··· Listed entries ···

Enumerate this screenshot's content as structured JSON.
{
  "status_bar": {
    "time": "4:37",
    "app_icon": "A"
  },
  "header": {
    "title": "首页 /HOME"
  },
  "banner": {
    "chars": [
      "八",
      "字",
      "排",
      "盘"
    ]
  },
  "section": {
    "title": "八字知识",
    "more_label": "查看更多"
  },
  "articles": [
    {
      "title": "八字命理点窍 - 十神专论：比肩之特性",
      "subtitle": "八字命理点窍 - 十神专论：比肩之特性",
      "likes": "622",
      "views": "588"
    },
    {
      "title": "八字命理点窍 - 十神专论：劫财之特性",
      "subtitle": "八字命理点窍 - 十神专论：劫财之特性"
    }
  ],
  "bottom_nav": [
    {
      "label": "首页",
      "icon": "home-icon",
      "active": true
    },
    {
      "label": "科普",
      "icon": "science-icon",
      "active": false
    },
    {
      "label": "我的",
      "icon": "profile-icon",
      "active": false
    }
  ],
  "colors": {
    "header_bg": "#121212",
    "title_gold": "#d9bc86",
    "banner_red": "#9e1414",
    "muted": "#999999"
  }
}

···

» **To do**: Produce an exact copy of all the records.

» **Solution to the exercise**:
Enumerate this screenshot's content as structured JSON.
{
  "status_bar": {
    "time": "4:37",
    "app_icon": "A"
  },
  "header": {
    "title": "首页 /HOME"
  },
  "banner": {
    "chars": [
      "八",
      "字",
      "排",
      "盘"
    ]
  },
  "section": {
    "title": "八字知识",
    "more_label": "查看更多"
  },
  "articles": [
    {
      "title": "八字命理点窍 - 十神专论：比肩之特性",
      "subtitle": "八字命理点窍 - 十神专论：比肩之特性",
      "likes": "622",
      "views": "588"
    },
    {
      "title": "八字命理点窍 - 十神专论：劫财之特性",
      "subtitle": "八字命理点窍 - 十神专论：劫财之特性"
    }
  ],
  "bottom_nav": [
    {
      "label": "首页",
      "icon": "home-icon",
      "active": true
    },
    {
      "label": "科普",
      "icon": "science-icon",
      "active": false
    },
    {
      "label": "我的",
      "icon": "profile-icon",
      "active": false
    }
  ],
  "colors": {
    "header_bg": "#121212",
    "title_gold": "#d9bc86",
    "banner_red": "#9e1414",
    "muted": "#999999"
  }
}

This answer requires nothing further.